-- begin DATA TO USE --
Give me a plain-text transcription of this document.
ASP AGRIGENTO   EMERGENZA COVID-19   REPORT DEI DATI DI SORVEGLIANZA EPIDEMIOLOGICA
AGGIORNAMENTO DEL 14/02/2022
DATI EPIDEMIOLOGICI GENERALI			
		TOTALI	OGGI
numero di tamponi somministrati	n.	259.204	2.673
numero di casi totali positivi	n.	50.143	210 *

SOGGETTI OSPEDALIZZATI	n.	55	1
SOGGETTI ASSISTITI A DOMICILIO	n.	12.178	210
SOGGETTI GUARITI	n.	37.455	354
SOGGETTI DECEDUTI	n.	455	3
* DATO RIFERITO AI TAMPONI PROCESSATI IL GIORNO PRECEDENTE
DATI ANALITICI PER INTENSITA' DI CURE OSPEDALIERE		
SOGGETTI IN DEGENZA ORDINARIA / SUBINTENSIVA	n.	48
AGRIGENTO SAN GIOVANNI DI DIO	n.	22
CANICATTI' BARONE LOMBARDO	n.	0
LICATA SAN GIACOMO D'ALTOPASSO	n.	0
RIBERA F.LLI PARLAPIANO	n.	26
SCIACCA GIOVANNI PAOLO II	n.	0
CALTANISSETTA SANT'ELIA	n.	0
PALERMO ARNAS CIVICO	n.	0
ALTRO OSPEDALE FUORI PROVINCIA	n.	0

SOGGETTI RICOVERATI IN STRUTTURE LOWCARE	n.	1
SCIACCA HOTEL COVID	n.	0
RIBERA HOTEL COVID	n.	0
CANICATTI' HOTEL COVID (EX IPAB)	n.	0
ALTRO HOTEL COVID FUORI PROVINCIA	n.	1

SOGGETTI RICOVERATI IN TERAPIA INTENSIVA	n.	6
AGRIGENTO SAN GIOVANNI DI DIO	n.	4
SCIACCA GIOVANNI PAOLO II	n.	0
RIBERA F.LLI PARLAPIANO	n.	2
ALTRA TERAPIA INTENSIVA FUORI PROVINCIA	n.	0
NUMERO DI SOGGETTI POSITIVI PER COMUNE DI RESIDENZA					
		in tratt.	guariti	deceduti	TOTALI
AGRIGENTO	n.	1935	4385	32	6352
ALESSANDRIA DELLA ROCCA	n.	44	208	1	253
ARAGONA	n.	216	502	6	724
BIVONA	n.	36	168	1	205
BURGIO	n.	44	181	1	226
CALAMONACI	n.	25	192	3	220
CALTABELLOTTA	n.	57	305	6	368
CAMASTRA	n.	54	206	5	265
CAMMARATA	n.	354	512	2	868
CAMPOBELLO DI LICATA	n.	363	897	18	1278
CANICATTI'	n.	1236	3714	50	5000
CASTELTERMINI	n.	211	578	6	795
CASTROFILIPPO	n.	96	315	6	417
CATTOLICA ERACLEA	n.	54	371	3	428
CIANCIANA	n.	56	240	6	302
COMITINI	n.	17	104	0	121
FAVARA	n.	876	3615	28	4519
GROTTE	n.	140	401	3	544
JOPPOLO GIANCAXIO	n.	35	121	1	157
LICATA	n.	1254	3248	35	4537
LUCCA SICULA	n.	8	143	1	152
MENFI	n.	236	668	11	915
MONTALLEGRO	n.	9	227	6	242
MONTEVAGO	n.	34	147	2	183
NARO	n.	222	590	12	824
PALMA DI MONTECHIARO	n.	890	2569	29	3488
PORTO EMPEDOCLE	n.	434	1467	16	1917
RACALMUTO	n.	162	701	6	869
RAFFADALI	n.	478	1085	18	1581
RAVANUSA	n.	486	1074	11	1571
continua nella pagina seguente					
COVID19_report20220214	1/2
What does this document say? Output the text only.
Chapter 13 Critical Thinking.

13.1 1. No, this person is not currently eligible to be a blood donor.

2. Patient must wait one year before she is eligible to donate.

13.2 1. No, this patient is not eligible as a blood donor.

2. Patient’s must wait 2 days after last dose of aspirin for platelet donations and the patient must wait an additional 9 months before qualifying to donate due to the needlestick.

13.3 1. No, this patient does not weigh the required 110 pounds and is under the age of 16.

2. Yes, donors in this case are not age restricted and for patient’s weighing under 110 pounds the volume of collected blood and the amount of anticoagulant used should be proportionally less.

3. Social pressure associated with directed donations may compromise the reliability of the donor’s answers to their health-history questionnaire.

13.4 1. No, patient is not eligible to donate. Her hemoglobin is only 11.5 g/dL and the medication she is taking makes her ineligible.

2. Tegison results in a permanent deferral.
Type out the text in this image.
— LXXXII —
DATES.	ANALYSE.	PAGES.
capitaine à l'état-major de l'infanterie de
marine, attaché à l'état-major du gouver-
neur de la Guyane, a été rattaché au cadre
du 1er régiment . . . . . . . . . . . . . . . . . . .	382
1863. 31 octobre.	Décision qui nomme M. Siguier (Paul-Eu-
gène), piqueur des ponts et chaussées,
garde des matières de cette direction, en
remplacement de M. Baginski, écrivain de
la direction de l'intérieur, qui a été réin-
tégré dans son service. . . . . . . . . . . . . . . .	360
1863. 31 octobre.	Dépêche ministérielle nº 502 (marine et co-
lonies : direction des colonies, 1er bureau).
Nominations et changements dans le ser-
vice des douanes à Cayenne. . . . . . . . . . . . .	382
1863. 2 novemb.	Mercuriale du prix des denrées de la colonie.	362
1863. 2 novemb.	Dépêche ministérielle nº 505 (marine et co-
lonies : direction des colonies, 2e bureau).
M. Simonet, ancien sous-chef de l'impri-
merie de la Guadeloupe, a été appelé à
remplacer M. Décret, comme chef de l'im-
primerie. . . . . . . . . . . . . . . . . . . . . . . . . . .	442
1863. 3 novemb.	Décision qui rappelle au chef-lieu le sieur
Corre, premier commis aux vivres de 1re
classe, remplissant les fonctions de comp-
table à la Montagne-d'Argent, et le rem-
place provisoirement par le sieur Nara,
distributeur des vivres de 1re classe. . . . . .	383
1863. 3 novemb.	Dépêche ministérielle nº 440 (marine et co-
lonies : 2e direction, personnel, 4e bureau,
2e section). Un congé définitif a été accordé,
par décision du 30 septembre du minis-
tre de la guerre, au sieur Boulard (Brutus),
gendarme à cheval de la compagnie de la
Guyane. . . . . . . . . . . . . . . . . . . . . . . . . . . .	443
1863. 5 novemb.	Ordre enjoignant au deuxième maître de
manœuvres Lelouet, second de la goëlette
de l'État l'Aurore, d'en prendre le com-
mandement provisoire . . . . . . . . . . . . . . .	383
-- end DATA TO USE --
WHAT THIS TASK INVOLVES. Scan the material for lines with the word "under", and copy each line you find.

ANSWER TO THIS EXERCISE.
13.3 1. No, this patient does not weigh the required 110 pounds and is under the age of 16.
2. Yes, donors in this case are not age restricted and for patient’s weighing under 110 pounds the volume of collected blood and the amount of anticoagulant used should be proportionally less.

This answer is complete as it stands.